Data entries

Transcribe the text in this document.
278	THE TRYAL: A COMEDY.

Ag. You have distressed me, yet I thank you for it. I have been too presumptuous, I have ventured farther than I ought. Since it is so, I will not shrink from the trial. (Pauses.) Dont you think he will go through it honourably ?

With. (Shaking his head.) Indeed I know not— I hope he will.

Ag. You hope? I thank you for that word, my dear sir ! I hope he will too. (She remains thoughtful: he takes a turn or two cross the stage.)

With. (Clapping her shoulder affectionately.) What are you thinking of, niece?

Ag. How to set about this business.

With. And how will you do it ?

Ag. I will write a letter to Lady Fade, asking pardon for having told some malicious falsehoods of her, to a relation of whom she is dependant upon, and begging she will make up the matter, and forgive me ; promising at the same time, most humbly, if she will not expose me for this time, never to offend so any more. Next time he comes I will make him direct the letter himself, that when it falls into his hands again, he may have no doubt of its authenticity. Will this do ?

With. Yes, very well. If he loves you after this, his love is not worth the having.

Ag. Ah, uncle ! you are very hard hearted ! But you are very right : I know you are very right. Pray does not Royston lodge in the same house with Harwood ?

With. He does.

GOAL:
All of the material above needs to be copied exactly.

THE ANSWER:
Transcribe the text in this document.
278	THE TRYAL: A COMEDY.

Ag. You have distressed me, yet I thank you for it. I have been too presumptuous, I have ventured farther than I ought. Since it is so, I will not shrink from the trial. (Pauses.) Dont you think he will go through it honourably ?

With. (Shaking his head.) Indeed I know not— I hope he will.

Ag. You hope? I thank you for that word, my dear sir ! I hope he will too. (She remains thoughtful: he takes a turn or two cross the stage.)

With. (Clapping her shoulder affectionately.) What are you thinking of, niece?

Ag. How to set about this business.

With. And how will you do it ?

Ag. I will write a letter to Lady Fade, asking pardon for having told some malicious falsehoods of her, to a relation of whom she is dependant upon, and begging she will make up the matter, and forgive me ; promising at the same time, most humbly, if she will not expose me for this time, never to offend so any more. Next time he comes I will make him direct the letter himself, that when it falls into his hands again, he may have no doubt of its authenticity. Will this do ?

With. Yes, very well. If he loves you after this, his love is not worth the having.

Ag. Ah, uncle ! you are very hard hearted ! But you are very right : I know you are very right. Pray does not Royston lodge in the same house with Harwood ?

With. He does.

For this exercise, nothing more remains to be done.